What you will do: Where a line contains the word "中学高级教师", copy that line.

Data rows:
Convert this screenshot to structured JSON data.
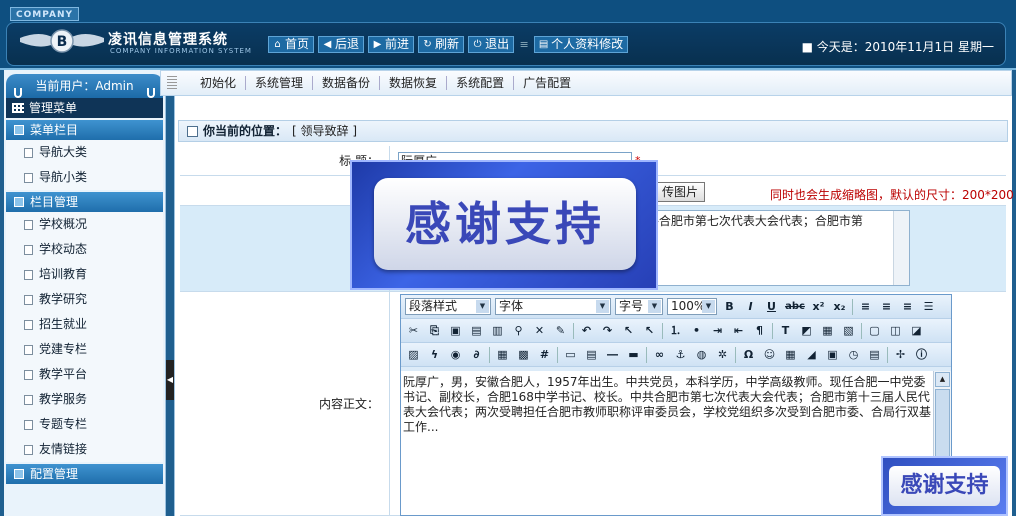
{
  "header": {
    "company": "COMPANY",
    "system_title": "凌讯信息管理系统",
    "system_subtitle": "COMPANY INFORMATION SYSTEM",
    "nav": [
      {
        "label": "首页",
        "icon": "home-icon"
      },
      {
        "label": "后退",
        "icon": "back-arrow-icon"
      },
      {
        "label": "前进",
        "icon": "forward-arrow-icon"
      },
      {
        "label": "刷新",
        "icon": "refresh-icon"
      },
      {
        "label": "退出",
        "icon": "power-icon"
      },
      {
        "label": "个人资料修改",
        "icon": "profile-icon"
      }
    ],
    "today": "■ 今天是：2010年11月1日  星期一"
  },
  "sidebar": {
    "current_user": "当前用户：Admin",
    "menu_title": "管理菜单",
    "groups": [
      {
        "title": "菜单栏目",
        "items": [
          "导航大类",
          "导航小类"
        ]
      },
      {
        "title": "栏目管理",
        "items": [
          "学校概况",
          "学校动态",
          "培训教育",
          "教学研究",
          "招生就业",
          "党建专栏",
          "教学平台",
          "教学服务",
          "专题专栏",
          "友情链接"
        ]
      },
      {
        "title": "配置管理",
        "items": []
      }
    ]
  },
  "subnav": [
    "初始化",
    "系统管理",
    "数据备份",
    "数据恢复",
    "系统配置",
    "广告配置"
  ],
  "location": {
    "label": "你当前的位置：",
    "value": "[ 领导致辞 ]"
  },
  "form": {
    "title_label": "标  题：",
    "title_value": "阮厚广",
    "required_mark": "*",
    "upload_label": "上传",
    "upload_button": "传图片",
    "upload_hint": "同时也会生成缩略图，默认的尺寸：200*200",
    "summary_label": "内容",
    "summary_text": "员，本科学历，中学高级教师。现任合肥一          中共合肥市第七次代表大会代表；合肥市第",
    "content_label": "内容正文：",
    "content_text": "阮厚广，男，安徽合肥人，1957年出生。中共党员，本科学历，中学高级教师。现任合肥一中党委书记、副校长，合肥168中学书记、校长。中共合肥市第七次代表大会代表；合肥市第十三届人民代表大会代表；两次受聘担任合肥市教师职称评审委员会，学校党组织多次受到合肥市委、合局行双基工作..."
  },
  "editor": {
    "paragraph_style": "段落样式",
    "font": "字体",
    "font_size": "字号",
    "zoom": "100%",
    "format_buttons": [
      "B",
      "I",
      "U",
      "abc",
      "x²",
      "x₂"
    ]
  },
  "watermark": {
    "text": "感谢支持"
  }
}
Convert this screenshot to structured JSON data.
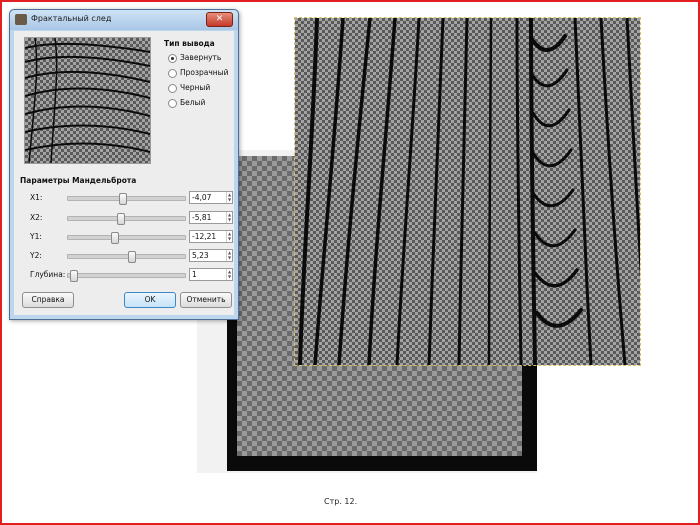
{
  "dialog": {
    "title": "Фрактальный след",
    "close_symbol": "✕",
    "app_icon": "gimp-icon"
  },
  "output_type": {
    "heading": "Тип вывода",
    "options": [
      {
        "label": "Завернуть",
        "selected": true
      },
      {
        "label": "Прозрачный",
        "selected": false
      },
      {
        "label": "Черный",
        "selected": false
      },
      {
        "label": "Белый",
        "selected": false
      }
    ]
  },
  "mandelbrot": {
    "heading": "Параметры Мандельброта",
    "params": [
      {
        "label": "X1:",
        "value": "-4,07",
        "slider_fraction": 0.47
      },
      {
        "label": "X2:",
        "value": "-5,81",
        "slider_fraction": 0.45
      },
      {
        "label": "Y1:",
        "value": "-12,21",
        "slider_fraction": 0.39
      },
      {
        "label": "Y2:",
        "value": "5,23",
        "slider_fraction": 0.55
      },
      {
        "label": "Глубина:",
        "value": "1",
        "slider_fraction": 0.02
      }
    ]
  },
  "buttons": {
    "help": "Справка",
    "ok": "OK",
    "cancel": "Отменить"
  },
  "footer": {
    "page_number": "Стр. 12."
  },
  "colors": {
    "frame_border": "#e32020",
    "dialog_accent": "#3b88c8"
  }
}
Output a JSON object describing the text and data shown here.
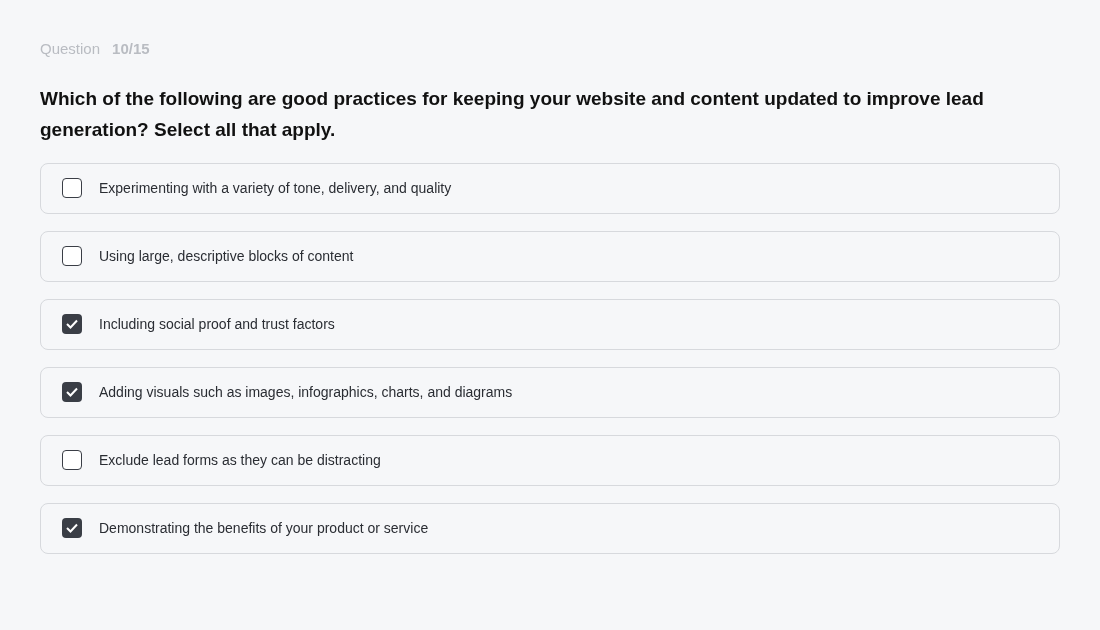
{
  "progress": {
    "label": "Question",
    "count": "10/15"
  },
  "question": "Which of the following are good practices for keeping your website and content updated to improve lead generation? Select all that apply.",
  "options": [
    {
      "label": "Experimenting with a variety of tone, delivery, and quality",
      "checked": false
    },
    {
      "label": "Using large, descriptive blocks of content",
      "checked": false
    },
    {
      "label": "Including social proof and trust factors",
      "checked": true
    },
    {
      "label": "Adding visuals such as images, infographics, charts, and diagrams",
      "checked": true
    },
    {
      "label": "Exclude lead forms as they can be distracting",
      "checked": false
    },
    {
      "label": "Demonstrating the benefits of your product or service",
      "checked": true
    }
  ]
}
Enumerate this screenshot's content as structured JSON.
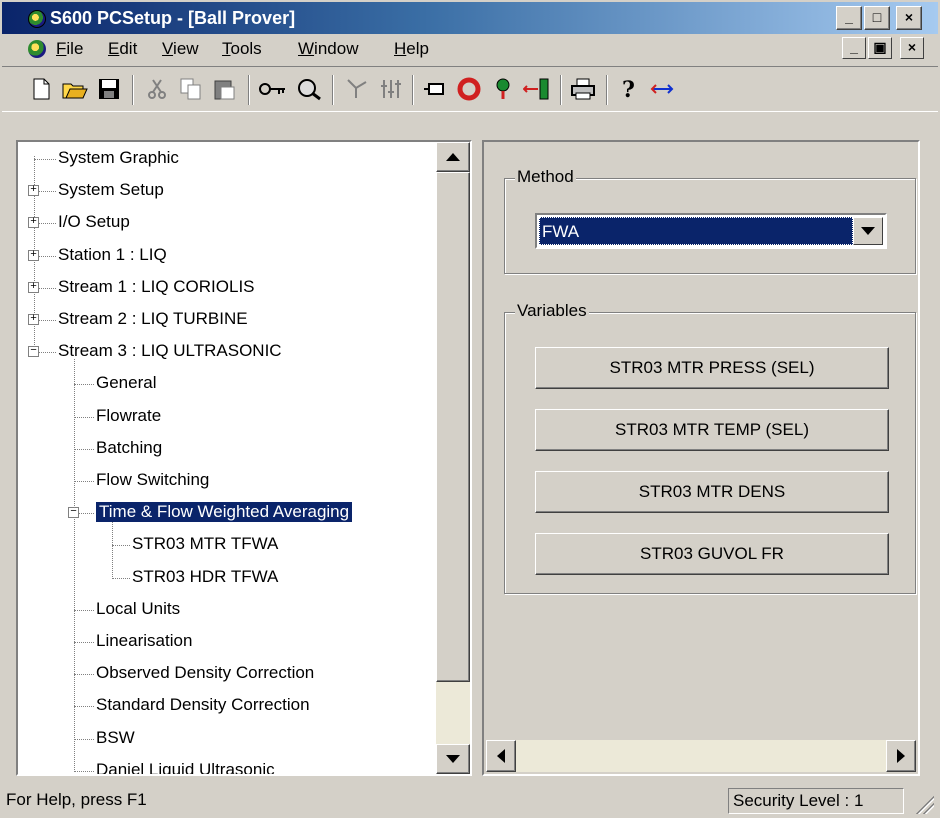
{
  "window": {
    "title": "S600 PCSetup - [Ball Prover]"
  },
  "caption_buttons": {
    "minimize": "_",
    "maximize": "□",
    "close": "×"
  },
  "mdi_buttons": {
    "minimize": "_",
    "restore": "▣",
    "close": "×"
  },
  "menu": {
    "items": [
      {
        "label": "File",
        "accel": "F",
        "rest": "ile"
      },
      {
        "label": "Edit",
        "accel": "E",
        "rest": "dit"
      },
      {
        "label": "View",
        "accel": "V",
        "rest": "iew"
      },
      {
        "label": "Tools",
        "accel": "T",
        "rest": "ools"
      },
      {
        "label": "Window",
        "accel": "W",
        "rest": "indow"
      },
      {
        "label": "Help",
        "accel": "H",
        "rest": "elp"
      }
    ]
  },
  "toolbar": {
    "buttons": [
      "new-icon",
      "open-icon",
      "save-icon",
      "cut-icon",
      "copy-icon",
      "paste-icon",
      "key-icon",
      "connect-icon",
      "tree-icon",
      "tune-icon",
      "port-icon",
      "stop-icon",
      "probe-icon",
      "transfer-icon",
      "print-icon",
      "help-icon",
      "swap-icon"
    ]
  },
  "tree": {
    "nodes": [
      {
        "label": "System Graphic",
        "level": 0,
        "expander": ""
      },
      {
        "label": "System Setup",
        "level": 0,
        "expander": "+"
      },
      {
        "label": "I/O Setup",
        "level": 0,
        "expander": "+"
      },
      {
        "label": "Station 1 : LIQ",
        "level": 0,
        "expander": "+"
      },
      {
        "label": "Stream 1 : LIQ CORIOLIS",
        "level": 0,
        "expander": "+"
      },
      {
        "label": "Stream 2 : LIQ TURBINE",
        "level": 0,
        "expander": "+"
      },
      {
        "label": "Stream 3 : LIQ ULTRASONIC",
        "level": 0,
        "expander": "-"
      },
      {
        "label": "General",
        "level": 1,
        "expander": ""
      },
      {
        "label": "Flowrate",
        "level": 1,
        "expander": ""
      },
      {
        "label": "Batching",
        "level": 1,
        "expander": ""
      },
      {
        "label": "Flow Switching",
        "level": 1,
        "expander": ""
      },
      {
        "label": "Time & Flow Weighted Averaging",
        "level": 1,
        "expander": "-",
        "selected": true
      },
      {
        "label": "STR03 MTR TFWA",
        "level": 2,
        "expander": ""
      },
      {
        "label": "STR03 HDR TFWA",
        "level": 2,
        "expander": ""
      },
      {
        "label": "Local Units",
        "level": 1,
        "expander": ""
      },
      {
        "label": "Linearisation",
        "level": 1,
        "expander": ""
      },
      {
        "label": "Observed Density Correction",
        "level": 1,
        "expander": ""
      },
      {
        "label": "Standard Density Correction",
        "level": 1,
        "expander": ""
      },
      {
        "label": "BSW",
        "level": 1,
        "expander": ""
      },
      {
        "label": "Daniel Liquid Ultrasonic",
        "level": 1,
        "expander": ""
      }
    ]
  },
  "method": {
    "group_label": "Method",
    "selected": "FWA"
  },
  "variables": {
    "group_label": "Variables",
    "buttons": [
      "STR03 MTR PRESS (SEL)",
      "STR03 MTR TEMP (SEL)",
      "STR03 MTR DENS",
      "STR03 GUVOL FR"
    ]
  },
  "status": {
    "help": "For Help, press F1",
    "security": "Security Level : 1"
  },
  "colors": {
    "selection": "#0a246a",
    "face": "#d4d0c8",
    "title_start": "#0a246a",
    "title_end": "#a6caf0"
  }
}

Answer in full:
    "summary_text": "员，本科学历，中学高级教师。现任合肥一          中共合肥市第七次代表大会代表；合肥市第",
    "content_text": "阮厚广，男，安徽合肥人，1957年出生。中共党员，本科学历，中学高级教师。现任合肥一中党委书记、副校长，合肥168中学书记、校长。中共合肥市第七次代表大会代表；合肥市第十三届人民代表大会代表；两次受聘担任合肥市教师职称评审委员会，学校党组织多次受到合肥市委、合局行双基工作..."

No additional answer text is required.